----- DATASET EXTRACT -----
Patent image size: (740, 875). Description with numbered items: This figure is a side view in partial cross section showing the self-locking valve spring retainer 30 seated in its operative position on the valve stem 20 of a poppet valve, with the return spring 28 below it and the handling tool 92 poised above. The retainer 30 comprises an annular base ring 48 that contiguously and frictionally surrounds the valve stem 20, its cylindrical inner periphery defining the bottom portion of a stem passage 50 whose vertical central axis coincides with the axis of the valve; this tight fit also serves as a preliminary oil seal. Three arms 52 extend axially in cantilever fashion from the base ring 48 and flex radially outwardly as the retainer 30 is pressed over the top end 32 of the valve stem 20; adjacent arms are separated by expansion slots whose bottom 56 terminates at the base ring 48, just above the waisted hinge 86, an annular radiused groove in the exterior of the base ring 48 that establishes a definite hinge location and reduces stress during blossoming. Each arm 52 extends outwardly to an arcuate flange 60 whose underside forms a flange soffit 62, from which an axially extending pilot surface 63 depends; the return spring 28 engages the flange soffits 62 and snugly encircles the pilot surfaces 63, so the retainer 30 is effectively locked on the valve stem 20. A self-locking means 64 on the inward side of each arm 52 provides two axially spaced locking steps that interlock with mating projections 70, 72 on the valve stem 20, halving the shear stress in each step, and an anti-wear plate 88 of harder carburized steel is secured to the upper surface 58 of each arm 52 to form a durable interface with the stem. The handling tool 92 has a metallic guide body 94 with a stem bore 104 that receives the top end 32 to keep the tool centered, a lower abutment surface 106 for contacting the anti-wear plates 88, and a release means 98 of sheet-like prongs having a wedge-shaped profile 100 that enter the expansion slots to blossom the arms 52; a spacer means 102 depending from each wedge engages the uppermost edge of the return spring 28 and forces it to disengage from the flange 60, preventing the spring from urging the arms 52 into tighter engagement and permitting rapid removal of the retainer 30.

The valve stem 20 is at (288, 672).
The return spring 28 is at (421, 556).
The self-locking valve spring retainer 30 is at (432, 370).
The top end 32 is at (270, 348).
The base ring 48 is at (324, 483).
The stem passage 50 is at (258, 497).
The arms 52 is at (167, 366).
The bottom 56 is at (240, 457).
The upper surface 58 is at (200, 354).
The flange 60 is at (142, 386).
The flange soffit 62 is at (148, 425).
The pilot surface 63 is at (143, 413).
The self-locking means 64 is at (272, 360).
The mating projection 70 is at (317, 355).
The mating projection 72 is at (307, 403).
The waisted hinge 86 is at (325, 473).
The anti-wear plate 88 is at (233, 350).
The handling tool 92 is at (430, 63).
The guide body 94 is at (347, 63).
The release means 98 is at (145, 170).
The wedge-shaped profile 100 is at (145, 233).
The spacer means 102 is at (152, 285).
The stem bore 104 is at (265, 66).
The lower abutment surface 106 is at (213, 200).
-----
----- DATASET EXTRACT -----
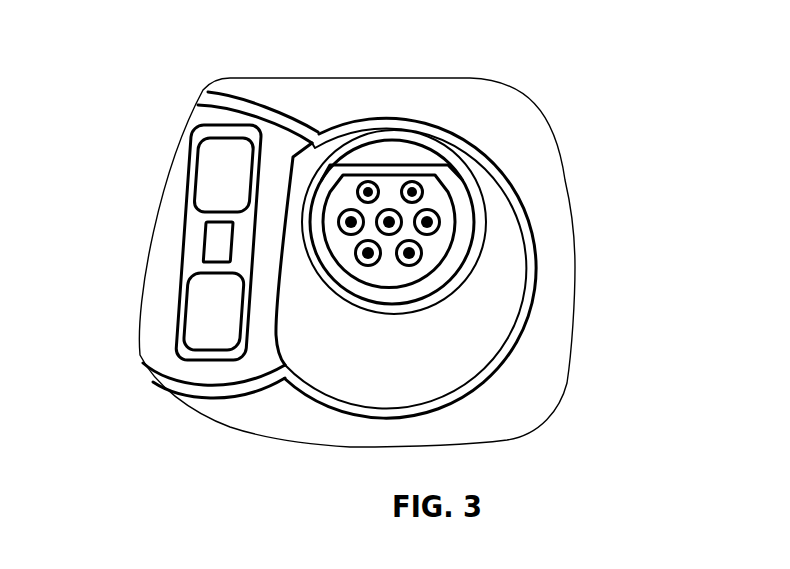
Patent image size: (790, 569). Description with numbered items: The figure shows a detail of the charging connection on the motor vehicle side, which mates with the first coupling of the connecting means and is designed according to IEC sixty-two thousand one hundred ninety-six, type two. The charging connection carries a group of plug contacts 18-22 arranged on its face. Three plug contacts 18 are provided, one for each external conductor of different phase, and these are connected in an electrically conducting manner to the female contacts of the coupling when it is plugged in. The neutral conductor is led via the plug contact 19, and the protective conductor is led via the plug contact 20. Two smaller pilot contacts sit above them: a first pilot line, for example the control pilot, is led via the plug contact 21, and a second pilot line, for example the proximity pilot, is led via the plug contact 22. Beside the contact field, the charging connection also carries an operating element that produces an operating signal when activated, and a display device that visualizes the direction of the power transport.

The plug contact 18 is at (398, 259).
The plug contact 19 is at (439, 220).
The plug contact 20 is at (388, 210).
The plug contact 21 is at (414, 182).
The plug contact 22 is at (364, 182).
-----
**EXERCISE TASK:** Render the entries as a numbered list without blank lines, beginning at the line that contains "Patent image size: (790, 569)." and ending after the line that contains "The plug contact 22 is at (364, 182).".

**COMPLETED EXERCISE:**
1. Patent image size: (790, 569). Description with numbered items: The figure shows a detail of the charging connection on the motor vehicle side, which mates with the first coupling of the connecting means and is designed according to IEC sixty-two thousand one hundred ninety-six, type two. The charging connection carries a group of plug contacts 18-22 arranged on its face. Three plug contacts 18 are provided, one for each external conductor of different phase, and these are connected in an electrically conducting manner to the female contacts of the coupling when it is plugged in. The neutral conductor is led via the plug contact 19, and the protective conductor is led via the plug contact 20. Two smaller pilot contacts sit above them: a first pilot line, for example the control pilot, is led via the plug contact 21, and a second pilot line, for example the proximity pilot, is led via the plug contact 22. Beside the contact field, the charging connection also carries an operating element that produces an operating signal when activated, and a display device that visualizes the direction of the power transport.
2. The plug contact 18 is at (398, 259).
3. The plug contact 19 is at (439, 220).
4. The plug contact 20 is at (388, 210).
5. The plug contact 21 is at (414, 182).
6. The plug contact 22 is at (364, 182).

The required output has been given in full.